Exercise requirements: Using the records below, filter for lines that contain the string "icon" and copy them out.

Entries from a dataset of interfaces:
◆ ◆ ◆ ◆
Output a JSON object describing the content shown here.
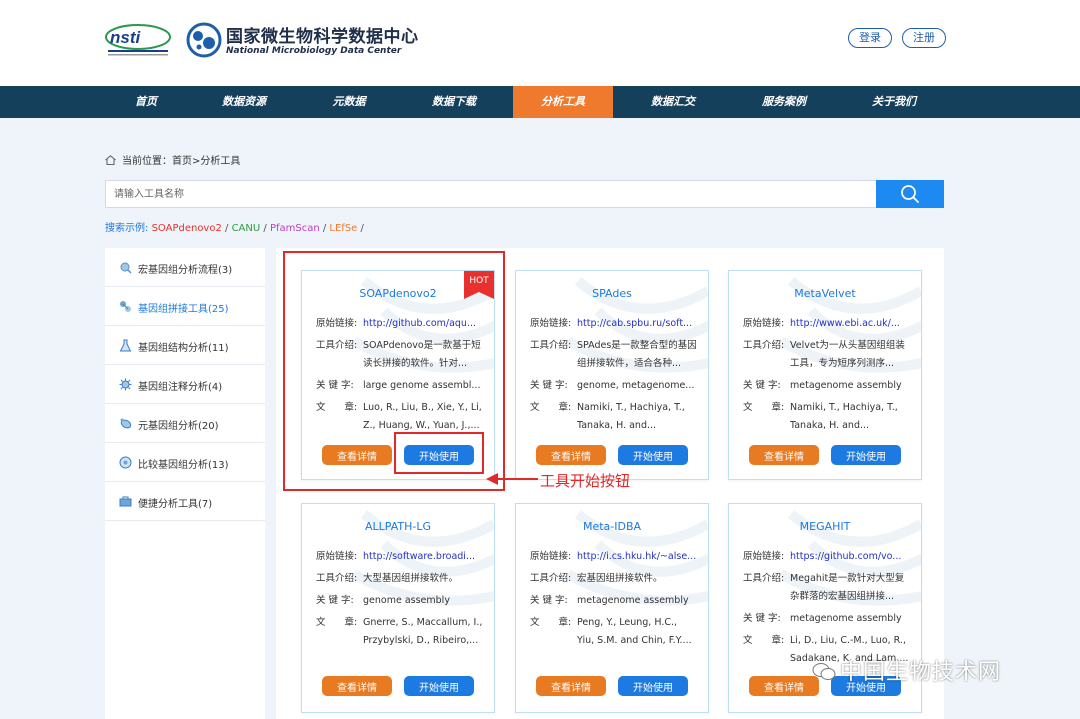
{
  "header": {
    "nsti_logo_text": "nsti",
    "brand_cn": "国家微生物科学数据中心",
    "brand_en": "National Microbiology Data Center",
    "login_label": "登录",
    "register_label": "注册"
  },
  "nav": {
    "items": [
      {
        "label": "首页"
      },
      {
        "label": "数据资源"
      },
      {
        "label": "元数据"
      },
      {
        "label": "数据下载"
      },
      {
        "label": "分析工具"
      },
      {
        "label": "数据汇交"
      },
      {
        "label": "服务案例"
      },
      {
        "label": "关于我们"
      }
    ],
    "active": "分析工具"
  },
  "breadcrumb": {
    "prefix": "当前位置：",
    "path": "首页>分析工具"
  },
  "search": {
    "placeholder": "请输入工具名称",
    "examples_label": "搜索示例:",
    "examples": [
      "SOAPdenovo2",
      "CANU",
      "PfamScan",
      "LEfSe"
    ],
    "example_colors": [
      "#e8312e",
      "#2e9e3b",
      "#c040c0",
      "#ef7a2e"
    ],
    "separator": " / "
  },
  "sidebar": {
    "items": [
      {
        "label": "宏基因组分析流程(3)",
        "icon": "magnify-icon"
      },
      {
        "label": "基因组拼接工具(25)",
        "icon": "assembly-icon"
      },
      {
        "label": "基因组结构分析(11)",
        "icon": "flask-icon"
      },
      {
        "label": "基因组注释分析(4)",
        "icon": "virus-icon"
      },
      {
        "label": "元基因组分析(20)",
        "icon": "microbe-icon"
      },
      {
        "label": "比较基因组分析(13)",
        "icon": "compare-icon"
      },
      {
        "label": "便捷分析工具(7)",
        "icon": "toolbox-icon"
      }
    ],
    "active_index": 1
  },
  "labels": {
    "link": "原始链接:",
    "intro": "工具介绍:",
    "keyword": "关 键 字:",
    "article": "文　　章:",
    "detail_btn": "查看详情",
    "start_btn": "开始使用",
    "hot": "HOT"
  },
  "cards": [
    {
      "title": "SOAPdenovo2",
      "link": "http://github.com/aqu...",
      "intro": "SOAPdenovo是一款基于短读长拼接的软件。针对...",
      "keyword": "large genome assembl...",
      "article": "Luo, R., Liu, B., Xie, Y., Li, Z., Huang, W., Yuan, J.,...",
      "hot": true
    },
    {
      "title": "SPAdes",
      "link": "http://cab.spbu.ru/soft...",
      "intro": "SPAdes是一款整合型的基因组拼接软件，适合各种...",
      "keyword": "genome, metagenome...",
      "article": "Namiki, T., Hachiya, T., Tanaka, H. and...",
      "hot": false
    },
    {
      "title": "MetaVelvet",
      "link": "http://www.ebi.ac.uk/...",
      "intro": "Velvet为一从头基因组组装工具，专为短序列测序...",
      "keyword": "metagenome assembly",
      "article": "Namiki, T., Hachiya, T., Tanaka, H. and...",
      "hot": false
    },
    {
      "title": "ALLPATH-LG",
      "link": "http://software.broadi...",
      "intro": "大型基因组拼接软件。",
      "keyword": "genome assembly",
      "article": "Gnerre, S., Maccallum, I., Przybylski, D., Ribeiro,...",
      "hot": false
    },
    {
      "title": "Meta-IDBA",
      "link": "http://i.cs.hku.hk/~alse...",
      "intro": "宏基因组拼接软件。",
      "keyword": "metagenome assembly",
      "article": "Peng, Y., Leung, H.C., Yiu, S.M. and Chin, F.Y....",
      "hot": false
    },
    {
      "title": "MEGAHIT",
      "link": "https://github.com/vo...",
      "intro": "Megahit是一款针对大型复杂群落的宏基因组拼接...",
      "keyword": "metagenome assembly",
      "article": "Li, D., Liu, C.-M., Luo, R., Sadakane, K. and Lam,...",
      "hot": false
    }
  ],
  "annotation": {
    "text": "工具开始按钮",
    "color": "#e02a2a"
  },
  "watermark": {
    "text": "中国生物技术网"
  },
  "colors": {
    "nav_bg": "#15405c",
    "nav_active": "#ef7a2e",
    "primary_blue": "#1c7ae0",
    "detail_orange": "#e87a22"
  }
}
◆ ◆ ◆ ◆
Result:
        "icon": "magnify-icon"
        "icon": "assembly-icon"
        "icon": "flask-icon"
        "icon": "virus-icon"
        "icon": "microbe-icon"
        "icon": "compare-icon"
        "icon": "toolbox-icon"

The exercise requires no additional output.